* [GIVEN PROBLEM]: What follows is a listing; restate every line of it word for word.

* [DATASET EXTRACT]:
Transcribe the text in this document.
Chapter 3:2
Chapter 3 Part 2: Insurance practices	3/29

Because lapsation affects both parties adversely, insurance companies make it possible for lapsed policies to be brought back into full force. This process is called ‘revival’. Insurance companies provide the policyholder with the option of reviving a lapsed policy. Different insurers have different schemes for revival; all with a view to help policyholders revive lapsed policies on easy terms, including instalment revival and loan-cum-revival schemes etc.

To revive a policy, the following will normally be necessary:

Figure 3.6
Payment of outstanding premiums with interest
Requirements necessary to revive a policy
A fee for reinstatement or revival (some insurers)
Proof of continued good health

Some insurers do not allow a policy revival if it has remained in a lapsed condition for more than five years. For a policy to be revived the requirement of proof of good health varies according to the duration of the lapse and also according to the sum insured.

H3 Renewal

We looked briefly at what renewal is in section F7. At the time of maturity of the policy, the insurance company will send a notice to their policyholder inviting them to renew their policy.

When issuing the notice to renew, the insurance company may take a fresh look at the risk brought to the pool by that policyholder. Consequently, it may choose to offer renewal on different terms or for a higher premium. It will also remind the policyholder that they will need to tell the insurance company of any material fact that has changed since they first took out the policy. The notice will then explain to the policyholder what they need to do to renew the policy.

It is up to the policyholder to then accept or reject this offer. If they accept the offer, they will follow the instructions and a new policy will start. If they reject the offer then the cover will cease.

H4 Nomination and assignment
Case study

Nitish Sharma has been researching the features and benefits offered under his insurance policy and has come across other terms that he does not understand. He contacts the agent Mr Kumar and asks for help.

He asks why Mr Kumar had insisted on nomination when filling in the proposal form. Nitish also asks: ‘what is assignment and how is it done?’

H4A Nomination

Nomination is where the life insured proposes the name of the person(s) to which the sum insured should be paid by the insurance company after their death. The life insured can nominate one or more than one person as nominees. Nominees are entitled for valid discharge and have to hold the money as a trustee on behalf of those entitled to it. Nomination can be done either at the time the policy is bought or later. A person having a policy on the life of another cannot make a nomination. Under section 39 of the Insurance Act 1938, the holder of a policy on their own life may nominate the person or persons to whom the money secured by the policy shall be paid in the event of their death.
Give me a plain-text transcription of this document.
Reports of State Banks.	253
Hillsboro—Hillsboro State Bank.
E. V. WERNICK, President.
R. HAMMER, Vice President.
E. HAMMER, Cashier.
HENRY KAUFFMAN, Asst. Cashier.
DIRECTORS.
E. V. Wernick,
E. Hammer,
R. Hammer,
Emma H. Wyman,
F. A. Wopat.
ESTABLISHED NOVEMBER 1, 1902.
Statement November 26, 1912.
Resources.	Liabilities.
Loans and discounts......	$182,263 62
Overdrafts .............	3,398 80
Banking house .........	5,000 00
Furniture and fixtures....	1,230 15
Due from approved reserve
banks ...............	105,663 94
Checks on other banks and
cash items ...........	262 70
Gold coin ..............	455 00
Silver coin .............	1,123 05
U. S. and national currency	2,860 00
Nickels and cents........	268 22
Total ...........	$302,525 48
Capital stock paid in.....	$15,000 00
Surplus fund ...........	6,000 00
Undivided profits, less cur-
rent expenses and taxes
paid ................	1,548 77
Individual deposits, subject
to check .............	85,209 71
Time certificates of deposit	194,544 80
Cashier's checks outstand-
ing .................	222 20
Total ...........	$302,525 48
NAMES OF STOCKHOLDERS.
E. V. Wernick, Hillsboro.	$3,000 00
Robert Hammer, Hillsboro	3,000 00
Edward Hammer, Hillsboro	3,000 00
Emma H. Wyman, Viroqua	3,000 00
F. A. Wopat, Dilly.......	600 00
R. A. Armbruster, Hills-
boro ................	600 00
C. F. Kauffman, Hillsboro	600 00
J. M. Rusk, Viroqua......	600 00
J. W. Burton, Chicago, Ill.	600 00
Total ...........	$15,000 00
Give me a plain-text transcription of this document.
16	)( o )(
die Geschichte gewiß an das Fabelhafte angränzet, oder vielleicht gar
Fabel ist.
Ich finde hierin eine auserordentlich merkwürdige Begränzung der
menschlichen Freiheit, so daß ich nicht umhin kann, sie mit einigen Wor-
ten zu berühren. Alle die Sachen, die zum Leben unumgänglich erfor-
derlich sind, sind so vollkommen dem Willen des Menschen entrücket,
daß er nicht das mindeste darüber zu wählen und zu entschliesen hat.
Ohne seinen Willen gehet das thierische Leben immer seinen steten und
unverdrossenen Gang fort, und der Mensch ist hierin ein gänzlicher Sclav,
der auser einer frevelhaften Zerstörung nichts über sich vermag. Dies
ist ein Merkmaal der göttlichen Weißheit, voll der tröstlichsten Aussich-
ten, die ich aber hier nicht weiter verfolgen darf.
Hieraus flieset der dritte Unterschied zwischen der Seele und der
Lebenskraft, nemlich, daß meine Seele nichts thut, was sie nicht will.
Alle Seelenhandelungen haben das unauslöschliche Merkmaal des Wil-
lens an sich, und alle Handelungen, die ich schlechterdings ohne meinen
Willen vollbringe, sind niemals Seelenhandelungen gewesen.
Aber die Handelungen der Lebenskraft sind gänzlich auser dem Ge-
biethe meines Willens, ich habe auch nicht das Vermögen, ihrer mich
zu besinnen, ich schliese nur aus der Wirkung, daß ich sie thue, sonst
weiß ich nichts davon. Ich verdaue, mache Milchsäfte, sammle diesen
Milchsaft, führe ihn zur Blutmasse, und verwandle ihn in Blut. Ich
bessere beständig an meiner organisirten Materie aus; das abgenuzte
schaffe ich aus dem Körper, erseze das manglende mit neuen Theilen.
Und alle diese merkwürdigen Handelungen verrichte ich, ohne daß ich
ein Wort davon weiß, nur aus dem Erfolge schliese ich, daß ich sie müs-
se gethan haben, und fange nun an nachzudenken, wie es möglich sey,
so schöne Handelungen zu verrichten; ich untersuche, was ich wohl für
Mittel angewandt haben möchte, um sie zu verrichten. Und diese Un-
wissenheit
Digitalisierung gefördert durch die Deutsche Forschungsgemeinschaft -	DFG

* [RESULT OF THIS EXERCISE]:
Transcribe the text in this document.
Chapter 3:2
Chapter 3 Part 2: Insurance practices	3/29

Because lapsation affects both parties adversely, insurance companies make it possible for lapsed policies to be brought back into full force. This process is called ‘revival’. Insurance companies provide the policyholder with the option of reviving a lapsed policy. Different insurers have different schemes for revival; all with a view to help policyholders revive lapsed policies on easy terms, including instalment revival and loan-cum-revival schemes etc.

To revive a policy, the following will normally be necessary:

Figure 3.6
Payment of outstanding premiums with interest
Requirements necessary to revive a policy
A fee for reinstatement or revival (some insurers)
Proof of continued good health

Some insurers do not allow a policy revival if it has remained in a lapsed condition for more than five years. For a policy to be revived the requirement of proof of good health varies according to the duration of the lapse and also according to the sum insured.

H3 Renewal

We looked briefly at what renewal is in section F7. At the time of maturity of the policy, the insurance company will send a notice to their policyholder inviting them to renew their policy.

When issuing the notice to renew, the insurance company may take a fresh look at the risk brought to the pool by that policyholder. Consequently, it may choose to offer renewal on different terms or for a higher premium. It will also remind the policyholder that they will need to tell the insurance company of any material fact that has changed since they first took out the policy. The notice will then explain to the policyholder what they need to do to renew the policy.

It is up to the policyholder to then accept or reject this offer. If they accept the offer, they will follow the instructions and a new policy will start. If they reject the offer then the cover will cease.

H4 Nomination and assignment
Case study

Nitish Sharma has been researching the features and benefits offered under his insurance policy and has come across other terms that he does not understand. He contacts the agent Mr Kumar and asks for help.

He asks why Mr Kumar had insisted on nomination when filling in the proposal form. Nitish also asks: ‘what is assignment and how is it done?’

H4A Nomination

Nomination is where the life insured proposes the name of the person(s) to which the sum insured should be paid by the insurance company after their death. The life insured can nominate one or more than one person as nominees. Nominees are entitled for valid discharge and have to hold the money as a trustee on behalf of those entitled to it. Nomination can be done either at the time the policy is bought or later. A person having a policy on the life of another cannot make a nomination. Under section 39 of the Insurance Act 1938, the holder of a policy on their own life may nominate the person or persons to whom the money secured by the policy shall be paid in the event of their death.
Give me a plain-text transcription of this document.
Reports of State Banks.	253
Hillsboro—Hillsboro State Bank.
E. V. WERNICK, President.
R. HAMMER, Vice President.
E. HAMMER, Cashier.
HENRY KAUFFMAN, Asst. Cashier.
DIRECTORS.
E. V. Wernick,
E. Hammer,
R. Hammer,
Emma H. Wyman,
F. A. Wopat.
ESTABLISHED NOVEMBER 1, 1902.
Statement November 26, 1912.
Resources.	Liabilities.
Loans and discounts......	$182,263 62
Overdrafts .............	3,398 80
Banking house .........	5,000 00
Furniture and fixtures....	1,230 15
Due from approved reserve
banks ...............	105,663 94
Checks on other banks and
cash items ...........	262 70
Gold coin ..............	455 00
Silver coin .............	1,123 05
U. S. and national currency	2,860 00
Nickels and cents........	268 22
Total ...........	$302,525 48
Capital stock paid in.....	$15,000 00
Surplus fund ...........	6,000 00
Undivided profits, less cur-
rent expenses and taxes
paid ................	1,548 77
Individual deposits, subject
to check .............	85,209 71
Time certificates of deposit	194,544 80
Cashier's checks outstand-
ing .................	222 20
Total ...........	$302,525 48
NAMES OF STOCKHOLDERS.
E. V. Wernick, Hillsboro.	$3,000 00
Robert Hammer, Hillsboro	3,000 00
Edward Hammer, Hillsboro	3,000 00
Emma H. Wyman, Viroqua	3,000 00
F. A. Wopat, Dilly.......	600 00
R. A. Armbruster, Hills-
boro ................	600 00
C. F. Kauffman, Hillsboro	600 00
J. M. Rusk, Viroqua......	600 00
J. W. Burton, Chicago, Ill.	600 00
Total ...........	$15,000 00
Give me a plain-text transcription of this document.
16	)( o )(
die Geschichte gewiß an das Fabelhafte angränzet, oder vielleicht gar
Fabel ist.
Ich finde hierin eine auserordentlich merkwürdige Begränzung der
menschlichen Freiheit, so daß ich nicht umhin kann, sie mit einigen Wor-
ten zu berühren. Alle die Sachen, die zum Leben unumgänglich erfor-
derlich sind, sind so vollkommen dem Willen des Menschen entrücket,
daß er nicht das mindeste darüber zu wählen und zu entschliesen hat.
Ohne seinen Willen gehet das thierische Leben immer seinen steten und
unverdrossenen Gang fort, und der Mensch ist hierin ein gänzlicher Sclav,
der auser einer frevelhaften Zerstörung nichts über sich vermag. Dies
ist ein Merkmaal der göttlichen Weißheit, voll der tröstlichsten Aussich-
ten, die ich aber hier nicht weiter verfolgen darf.
Hieraus flieset der dritte Unterschied zwischen der Seele und der
Lebenskraft, nemlich, daß meine Seele nichts thut, was sie nicht will.
Alle Seelenhandelungen haben das unauslöschliche Merkmaal des Wil-
lens an sich, und alle Handelungen, die ich schlechterdings ohne meinen
Willen vollbringe, sind niemals Seelenhandelungen gewesen.
Aber die Handelungen der Lebenskraft sind gänzlich auser dem Ge-
biethe meines Willens, ich habe auch nicht das Vermögen, ihrer mich
zu besinnen, ich schliese nur aus der Wirkung, daß ich sie thue, sonst
weiß ich nichts davon. Ich verdaue, mache Milchsäfte, sammle diesen
Milchsaft, führe ihn zur Blutmasse, und verwandle ihn in Blut. Ich
bessere beständig an meiner organisirten Materie aus; das abgenuzte
schaffe ich aus dem Körper, erseze das manglende mit neuen Theilen.
Und alle diese merkwürdigen Handelungen verrichte ich, ohne daß ich
ein Wort davon weiß, nur aus dem Erfolge schliese ich, daß ich sie müs-
se gethan haben, und fange nun an nachzudenken, wie es möglich sey,
so schöne Handelungen zu verrichten; ich untersuche, was ich wohl für
Mittel angewandt haben möchte, um sie zu verrichten. Und diese Un-
wissenheit
Digitalisierung gefördert durch die Deutsche Forschungsgemeinschaft -	DFG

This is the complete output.